WORK REQUIRED
Swap "match-highlight" for "search-match" in the lines from the one holding "match-highlight: Kubernetes (78, 212, 111, 218)" through the one holding "match-highlight: Kubernetes (129, 182, 162, 188)", inclusive. Return only those lines, otherwise unchanged.

PROVIDED INFORMATION
START

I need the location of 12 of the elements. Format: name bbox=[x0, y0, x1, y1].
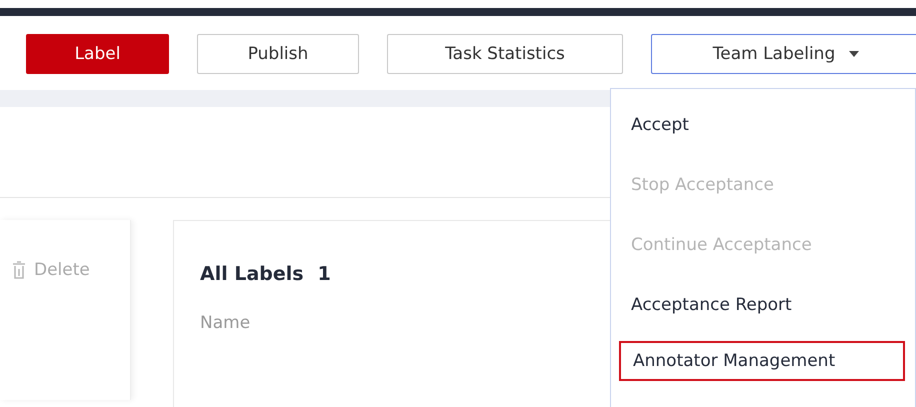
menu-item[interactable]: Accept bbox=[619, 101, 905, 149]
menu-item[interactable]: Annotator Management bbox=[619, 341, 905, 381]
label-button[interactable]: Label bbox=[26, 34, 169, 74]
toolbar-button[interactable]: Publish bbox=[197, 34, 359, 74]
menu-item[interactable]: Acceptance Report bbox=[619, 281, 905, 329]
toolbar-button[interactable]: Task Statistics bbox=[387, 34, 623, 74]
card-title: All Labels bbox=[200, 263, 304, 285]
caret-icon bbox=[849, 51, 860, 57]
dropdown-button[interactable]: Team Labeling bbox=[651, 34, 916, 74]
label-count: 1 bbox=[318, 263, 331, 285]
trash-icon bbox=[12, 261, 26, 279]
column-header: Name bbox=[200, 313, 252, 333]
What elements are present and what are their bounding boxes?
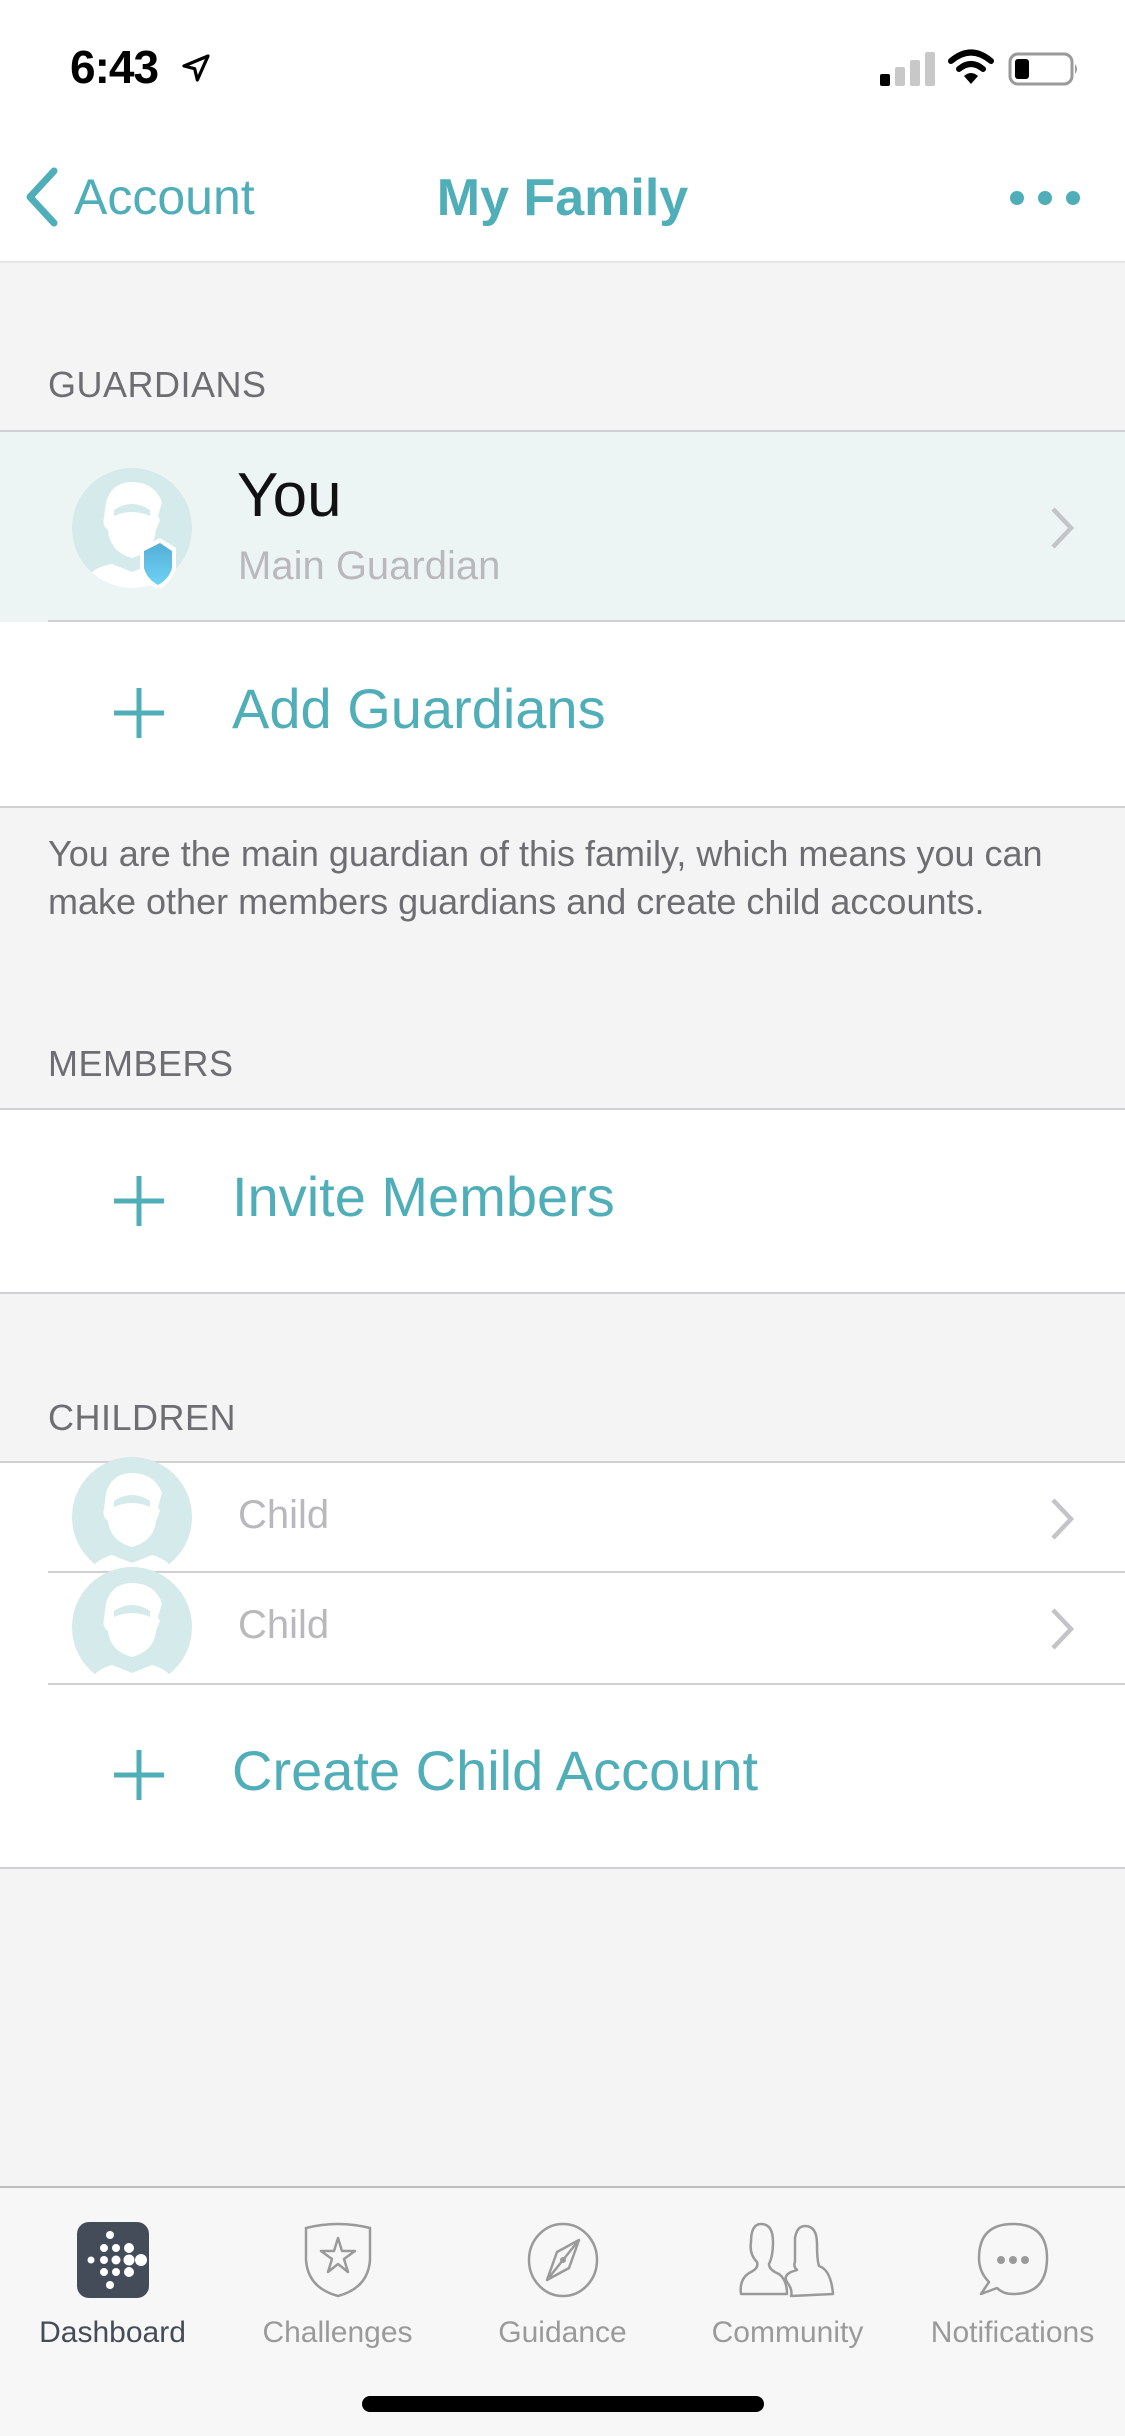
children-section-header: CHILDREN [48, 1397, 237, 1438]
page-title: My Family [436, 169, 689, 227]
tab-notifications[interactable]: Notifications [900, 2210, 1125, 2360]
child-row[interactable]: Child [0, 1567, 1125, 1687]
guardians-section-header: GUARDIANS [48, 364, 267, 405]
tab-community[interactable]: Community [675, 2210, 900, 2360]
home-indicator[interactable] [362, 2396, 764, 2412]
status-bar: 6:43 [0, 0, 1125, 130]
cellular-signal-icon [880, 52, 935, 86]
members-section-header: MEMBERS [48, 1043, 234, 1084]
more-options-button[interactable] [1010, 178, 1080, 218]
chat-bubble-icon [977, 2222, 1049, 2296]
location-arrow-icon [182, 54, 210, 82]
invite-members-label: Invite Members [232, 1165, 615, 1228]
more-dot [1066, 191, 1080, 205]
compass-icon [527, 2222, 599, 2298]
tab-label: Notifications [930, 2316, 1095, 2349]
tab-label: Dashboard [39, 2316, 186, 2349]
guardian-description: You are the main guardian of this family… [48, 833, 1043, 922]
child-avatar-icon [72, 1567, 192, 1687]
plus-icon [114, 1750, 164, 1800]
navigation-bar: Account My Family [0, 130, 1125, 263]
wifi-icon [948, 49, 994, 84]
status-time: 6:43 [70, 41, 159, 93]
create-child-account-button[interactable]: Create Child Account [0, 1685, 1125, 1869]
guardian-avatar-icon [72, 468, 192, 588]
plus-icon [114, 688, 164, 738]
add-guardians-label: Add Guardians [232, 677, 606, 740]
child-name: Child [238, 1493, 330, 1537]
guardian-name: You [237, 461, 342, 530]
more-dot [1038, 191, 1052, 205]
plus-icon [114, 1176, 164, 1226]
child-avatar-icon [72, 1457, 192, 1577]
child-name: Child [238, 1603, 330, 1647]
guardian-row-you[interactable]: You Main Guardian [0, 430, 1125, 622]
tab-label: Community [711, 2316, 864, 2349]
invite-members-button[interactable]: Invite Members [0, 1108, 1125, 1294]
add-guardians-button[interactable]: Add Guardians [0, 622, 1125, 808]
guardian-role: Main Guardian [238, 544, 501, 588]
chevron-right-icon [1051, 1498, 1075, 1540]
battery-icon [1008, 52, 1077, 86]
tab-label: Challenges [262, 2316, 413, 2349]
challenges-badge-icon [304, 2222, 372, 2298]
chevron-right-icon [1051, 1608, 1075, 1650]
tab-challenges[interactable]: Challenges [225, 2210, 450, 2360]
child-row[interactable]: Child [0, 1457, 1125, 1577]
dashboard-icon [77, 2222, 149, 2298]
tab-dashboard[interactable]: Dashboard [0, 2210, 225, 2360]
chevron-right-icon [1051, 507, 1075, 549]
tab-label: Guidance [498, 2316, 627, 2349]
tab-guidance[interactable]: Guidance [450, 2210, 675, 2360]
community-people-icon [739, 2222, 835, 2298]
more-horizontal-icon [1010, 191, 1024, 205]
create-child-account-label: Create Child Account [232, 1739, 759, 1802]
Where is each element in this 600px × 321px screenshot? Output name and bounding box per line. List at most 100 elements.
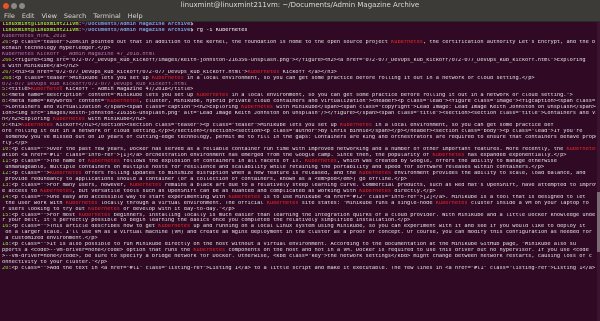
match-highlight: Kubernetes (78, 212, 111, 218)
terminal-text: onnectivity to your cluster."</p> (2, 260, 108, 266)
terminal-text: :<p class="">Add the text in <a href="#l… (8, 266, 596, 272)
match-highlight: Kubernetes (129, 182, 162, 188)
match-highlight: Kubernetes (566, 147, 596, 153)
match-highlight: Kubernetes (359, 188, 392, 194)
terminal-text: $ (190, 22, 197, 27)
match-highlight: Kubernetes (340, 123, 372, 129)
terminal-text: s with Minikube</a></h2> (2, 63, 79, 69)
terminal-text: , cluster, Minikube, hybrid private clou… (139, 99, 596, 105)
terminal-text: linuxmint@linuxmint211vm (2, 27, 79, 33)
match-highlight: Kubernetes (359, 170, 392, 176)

END

OUTPUT
search-match: Kubernetes (78, 212, 111, 218)
terminal-text: onnectivity to your cluster."</p> (2, 260, 108, 266)
terminal-text: :<p class="">Add the text in <a href="#l… (8, 266, 596, 272)
search-match: Kubernetes (129, 182, 162, 188)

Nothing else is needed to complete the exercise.